Restate all the material verbatim, except for the pictures.

== RECORD EXCERPTS

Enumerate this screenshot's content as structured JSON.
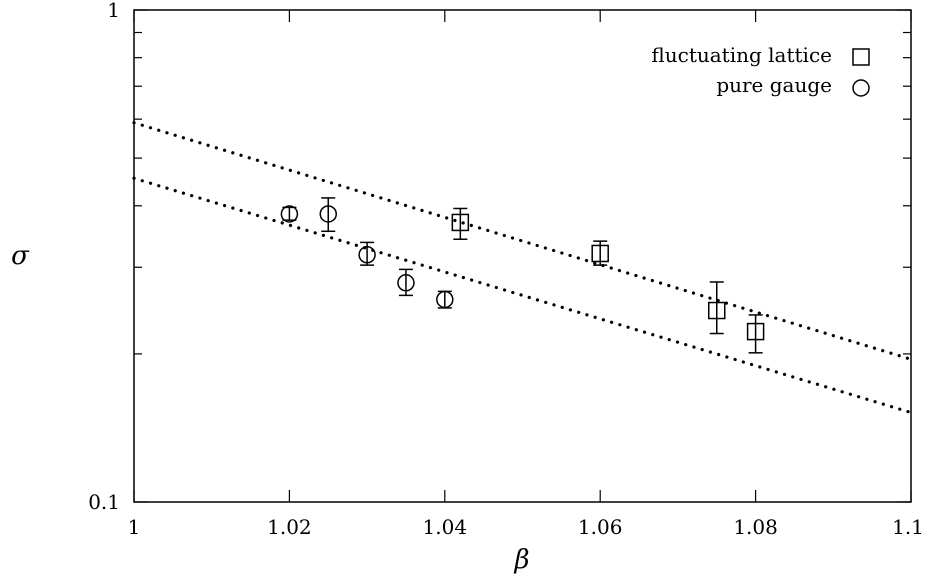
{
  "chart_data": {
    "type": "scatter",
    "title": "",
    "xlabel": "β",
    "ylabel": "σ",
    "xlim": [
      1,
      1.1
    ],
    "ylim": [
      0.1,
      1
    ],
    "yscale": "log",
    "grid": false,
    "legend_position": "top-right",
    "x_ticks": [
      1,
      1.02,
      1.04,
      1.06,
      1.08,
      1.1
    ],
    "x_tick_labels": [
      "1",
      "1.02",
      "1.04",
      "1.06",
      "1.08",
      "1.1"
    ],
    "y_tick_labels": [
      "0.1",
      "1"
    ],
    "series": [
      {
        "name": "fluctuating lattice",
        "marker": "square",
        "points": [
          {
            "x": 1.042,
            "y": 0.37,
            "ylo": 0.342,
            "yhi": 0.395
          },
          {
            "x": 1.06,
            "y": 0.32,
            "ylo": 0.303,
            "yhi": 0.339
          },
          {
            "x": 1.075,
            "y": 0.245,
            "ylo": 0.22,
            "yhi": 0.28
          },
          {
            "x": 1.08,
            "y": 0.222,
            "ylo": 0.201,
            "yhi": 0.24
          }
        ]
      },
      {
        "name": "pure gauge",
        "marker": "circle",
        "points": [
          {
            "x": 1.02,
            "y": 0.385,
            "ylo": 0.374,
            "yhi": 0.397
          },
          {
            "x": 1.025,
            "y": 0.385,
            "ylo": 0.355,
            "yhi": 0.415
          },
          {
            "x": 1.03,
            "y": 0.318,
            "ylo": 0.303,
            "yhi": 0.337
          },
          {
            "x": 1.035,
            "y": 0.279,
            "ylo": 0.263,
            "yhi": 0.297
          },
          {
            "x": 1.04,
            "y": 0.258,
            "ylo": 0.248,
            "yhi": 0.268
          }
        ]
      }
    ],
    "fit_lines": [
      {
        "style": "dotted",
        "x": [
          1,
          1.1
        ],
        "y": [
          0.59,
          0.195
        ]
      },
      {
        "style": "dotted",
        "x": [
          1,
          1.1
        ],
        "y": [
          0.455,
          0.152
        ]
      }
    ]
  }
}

====

__THE SOLUTION__
Enumerate this screenshot's content as structured JSON.
{
  "chart_data": {
    "type": "scatter",
    "title": "",
    "xlabel": "β",
    "ylabel": "σ",
    "xlim": [
      1,
      1.1
    ],
    "ylim": [
      0.1,
      1
    ],
    "yscale": "log",
    "grid": false,
    "legend_position": "top-right",
    "x_ticks": [
      1,
      1.02,
      1.04,
      1.06,
      1.08,
      1.1
    ],
    "x_tick_labels": [
      "1",
      "1.02",
      "1.04",
      "1.06",
      "1.08",
      "1.1"
    ],
    "y_tick_labels": [
      "0.1",
      "1"
    ],
    "series": [
      {
        "name": "fluctuating lattice",
        "marker": "square",
        "points": [
          {
            "x": 1.042,
            "y": 0.37,
            "ylo": 0.342,
            "yhi": 0.395
          },
          {
            "x": 1.06,
            "y": 0.32,
            "ylo": 0.303,
            "yhi": 0.339
          },
          {
            "x": 1.075,
            "y": 0.245,
            "ylo": 0.22,
            "yhi": 0.28
          },
          {
            "x": 1.08,
            "y": 0.222,
            "ylo": 0.201,
            "yhi": 0.24
          }
        ]
      },
      {
        "name": "pure gauge",
        "marker": "circle",
        "points": [
          {
            "x": 1.02,
            "y": 0.385,
            "ylo": 0.374,
            "yhi": 0.397
          },
          {
            "x": 1.025,
            "y": 0.385,
            "ylo": 0.355,
            "yhi": 0.415
          },
          {
            "x": 1.03,
            "y": 0.318,
            "ylo": 0.303,
            "yhi": 0.337
          },
          {
            "x": 1.035,
            "y": 0.279,
            "ylo": 0.263,
            "yhi": 0.297
          },
          {
            "x": 1.04,
            "y": 0.258,
            "ylo": 0.248,
            "yhi": 0.268
          }
        ]
      }
    ],
    "fit_lines": [
      {
        "style": "dotted",
        "x": [
          1,
          1.1
        ],
        "y": [
          0.59,
          0.195
        ]
      },
      {
        "style": "dotted",
        "x": [
          1,
          1.1
        ],
        "y": [
          0.455,
          0.152
        ]
      }
    ]
  }
}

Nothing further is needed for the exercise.